** EXERCISE GOAL **
Each line below should be reproduced without any alteration.

--------

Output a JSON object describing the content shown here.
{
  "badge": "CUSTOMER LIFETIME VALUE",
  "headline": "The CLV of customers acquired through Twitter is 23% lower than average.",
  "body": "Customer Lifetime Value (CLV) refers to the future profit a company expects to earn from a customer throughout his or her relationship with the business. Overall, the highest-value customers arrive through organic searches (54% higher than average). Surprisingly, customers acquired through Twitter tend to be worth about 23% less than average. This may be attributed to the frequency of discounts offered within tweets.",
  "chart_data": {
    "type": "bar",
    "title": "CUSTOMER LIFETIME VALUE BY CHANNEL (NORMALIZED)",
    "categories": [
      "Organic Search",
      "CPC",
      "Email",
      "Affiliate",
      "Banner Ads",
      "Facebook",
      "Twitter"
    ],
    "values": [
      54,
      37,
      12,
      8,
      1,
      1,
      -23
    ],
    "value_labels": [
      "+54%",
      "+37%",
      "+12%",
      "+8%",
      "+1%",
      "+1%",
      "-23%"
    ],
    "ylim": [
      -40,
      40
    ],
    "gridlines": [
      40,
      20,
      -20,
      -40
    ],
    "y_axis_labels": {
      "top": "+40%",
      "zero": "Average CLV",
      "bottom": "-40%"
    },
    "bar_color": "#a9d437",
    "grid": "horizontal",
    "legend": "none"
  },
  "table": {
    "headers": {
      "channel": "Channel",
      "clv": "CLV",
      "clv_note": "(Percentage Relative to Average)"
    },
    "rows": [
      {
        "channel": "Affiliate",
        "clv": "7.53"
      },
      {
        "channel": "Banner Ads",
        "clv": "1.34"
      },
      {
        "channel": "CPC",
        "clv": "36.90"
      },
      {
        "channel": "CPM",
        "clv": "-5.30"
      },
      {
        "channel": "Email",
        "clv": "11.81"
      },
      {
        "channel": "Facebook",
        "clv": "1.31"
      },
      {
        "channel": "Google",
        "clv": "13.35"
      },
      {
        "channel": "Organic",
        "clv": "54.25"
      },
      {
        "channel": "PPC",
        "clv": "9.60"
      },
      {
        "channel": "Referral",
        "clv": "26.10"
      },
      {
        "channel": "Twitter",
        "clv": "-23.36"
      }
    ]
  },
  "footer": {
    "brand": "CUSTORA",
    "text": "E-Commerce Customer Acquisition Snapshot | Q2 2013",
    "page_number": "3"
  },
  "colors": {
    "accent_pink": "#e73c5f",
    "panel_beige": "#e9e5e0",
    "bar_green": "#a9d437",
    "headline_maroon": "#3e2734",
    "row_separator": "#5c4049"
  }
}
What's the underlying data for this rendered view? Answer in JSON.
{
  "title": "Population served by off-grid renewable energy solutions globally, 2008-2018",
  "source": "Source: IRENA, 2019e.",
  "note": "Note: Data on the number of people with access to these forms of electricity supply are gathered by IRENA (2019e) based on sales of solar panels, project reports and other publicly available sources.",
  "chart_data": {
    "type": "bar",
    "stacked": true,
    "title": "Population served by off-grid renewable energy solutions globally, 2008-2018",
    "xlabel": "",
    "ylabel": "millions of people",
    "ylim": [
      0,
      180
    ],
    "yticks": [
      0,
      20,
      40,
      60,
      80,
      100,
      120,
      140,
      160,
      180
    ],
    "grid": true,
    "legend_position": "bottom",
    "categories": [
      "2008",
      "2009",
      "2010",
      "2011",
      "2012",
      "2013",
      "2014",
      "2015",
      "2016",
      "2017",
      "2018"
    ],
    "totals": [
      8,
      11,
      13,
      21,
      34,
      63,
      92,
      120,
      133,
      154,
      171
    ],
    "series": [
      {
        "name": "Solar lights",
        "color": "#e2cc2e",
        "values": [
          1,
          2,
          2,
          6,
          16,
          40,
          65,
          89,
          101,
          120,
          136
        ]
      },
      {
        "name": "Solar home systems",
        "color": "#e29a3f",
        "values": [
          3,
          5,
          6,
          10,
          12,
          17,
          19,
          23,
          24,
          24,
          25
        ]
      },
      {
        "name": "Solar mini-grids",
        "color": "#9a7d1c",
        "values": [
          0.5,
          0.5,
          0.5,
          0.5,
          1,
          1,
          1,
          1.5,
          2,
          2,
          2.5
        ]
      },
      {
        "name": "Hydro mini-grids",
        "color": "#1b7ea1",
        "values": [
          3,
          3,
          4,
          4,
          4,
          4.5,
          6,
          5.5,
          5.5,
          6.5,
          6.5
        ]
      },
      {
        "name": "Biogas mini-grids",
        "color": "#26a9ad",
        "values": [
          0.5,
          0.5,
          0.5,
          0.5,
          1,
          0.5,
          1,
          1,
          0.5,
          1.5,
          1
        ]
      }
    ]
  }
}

--------

** TASK ANSWER **
Output a JSON object describing the content shown here.
{
  "badge": "CUSTOMER LIFETIME VALUE",
  "headline": "The CLV of customers acquired through Twitter is 23% lower than average.",
  "body": "Customer Lifetime Value (CLV) refers to the future profit a company expects to earn from a customer throughout his or her relationship with the business. Overall, the highest-value customers arrive through organic searches (54% higher than average). Surprisingly, customers acquired through Twitter tend to be worth about 23% less than average. This may be attributed to the frequency of discounts offered within tweets.",
  "chart_data": {
    "type": "bar",
    "title": "CUSTOMER LIFETIME VALUE BY CHANNEL (NORMALIZED)",
    "categories": [
      "Organic Search",
      "CPC",
      "Email",
      "Affiliate",
      "Banner Ads",
      "Facebook",
      "Twitter"
    ],
    "values": [
      54,
      37,
      12,
      8,
      1,
      1,
      -23
    ],
    "value_labels": [
      "+54%",
      "+37%",
      "+12%",
      "+8%",
      "+1%",
      "+1%",
      "-23%"
    ],
    "ylim": [
      -40,
      40
    ],
    "gridlines": [
      40,
      20,
      -20,
      -40
    ],
    "y_axis_labels": {
      "top": "+40%",
      "zero": "Average CLV",
      "bottom": "-40%"
    },
    "bar_color": "#a9d437",
    "grid": "horizontal",
    "legend": "none"
  },
  "table": {
    "headers": {
      "channel": "Channel",
      "clv": "CLV",
      "clv_note": "(Percentage Relative to Average)"
    },
    "rows": [
      {
        "channel": "Affiliate",
        "clv": "7.53"
      },
      {
        "channel": "Banner Ads",
        "clv": "1.34"
      },
      {
        "channel": "CPC",
        "clv": "36.90"
      },
      {
        "channel": "CPM",
        "clv": "-5.30"
      },
      {
        "channel": "Email",
        "clv": "11.81"
      },
      {
        "channel": "Facebook",
        "clv": "1.31"
      },
      {
        "channel": "Google",
        "clv": "13.35"
      },
      {
        "channel": "Organic",
        "clv": "54.25"
      },
      {
        "channel": "PPC",
        "clv": "9.60"
      },
      {
        "channel": "Referral",
        "clv": "26.10"
      },
      {
        "channel": "Twitter",
        "clv": "-23.36"
      }
    ]
  },
  "footer": {
    "brand": "CUSTORA",
    "text": "E-Commerce Customer Acquisition Snapshot | Q2 2013",
    "page_number": "3"
  },
  "colors": {
    "accent_pink": "#e73c5f",
    "panel_beige": "#e9e5e0",
    "bar_green": "#a9d437",
    "headline_maroon": "#3e2734",
    "row_separator": "#5c4049"
  }
}
What's the underlying data for this rendered view? Answer in JSON.
{
  "title": "Population served by off-grid renewable energy solutions globally, 2008-2018",
  "source": "Source: IRENA, 2019e.",
  "note": "Note: Data on the number of people with access to these forms of electricity supply are gathered by IRENA (2019e) based on sales of solar panels, project reports and other publicly available sources.",
  "chart_data": {
    "type": "bar",
    "stacked": true,
    "title": "Population served by off-grid renewable energy solutions globally, 2008-2018",
    "xlabel": "",
    "ylabel": "millions of people",
    "ylim": [
      0,
      180
    ],
    "yticks": [
      0,
      20,
      40,
      60,
      80,
      100,
      120,
      140,
      160,
      180
    ],
    "grid": true,
    "legend_position": "bottom",
    "categories": [
      "2008",
      "2009",
      "2010",
      "2011",
      "2012",
      "2013",
      "2014",
      "2015",
      "2016",
      "2017",
      "2018"
    ],
    "totals": [
      8,
      11,
      13,
      21,
      34,
      63,
      92,
      120,
      133,
      154,
      171
    ],
    "series": [
      {
        "name": "Solar lights",
        "color": "#e2cc2e",
        "values": [
          1,
          2,
          2,
          6,
          16,
          40,
          65,
          89,
          101,
          120,
          136
        ]
      },
      {
        "name": "Solar home systems",
        "color": "#e29a3f",
        "values": [
          3,
          5,
          6,
          10,
          12,
          17,
          19,
          23,
          24,
          24,
          25
        ]
      },
      {
        "name": "Solar mini-grids",
        "color": "#9a7d1c",
        "values": [
          0.5,
          0.5,
          0.5,
          0.5,
          1,
          1,
          1,
          1.5,
          2,
          2,
          2.5
        ]
      },
      {
        "name": "Hydro mini-grids",
        "color": "#1b7ea1",
        "values": [
          3,
          3,
          4,
          4,
          4,
          4.5,
          6,
          5.5,
          5.5,
          6.5,
          6.5
        ]
      },
      {
        "name": "Biogas mini-grids",
        "color": "#26a9ad",
        "values": [
          0.5,
          0.5,
          0.5,
          0.5,
          1,
          0.5,
          1,
          1,
          0.5,
          1.5,
          1
        ]
      }
    ]
  }
}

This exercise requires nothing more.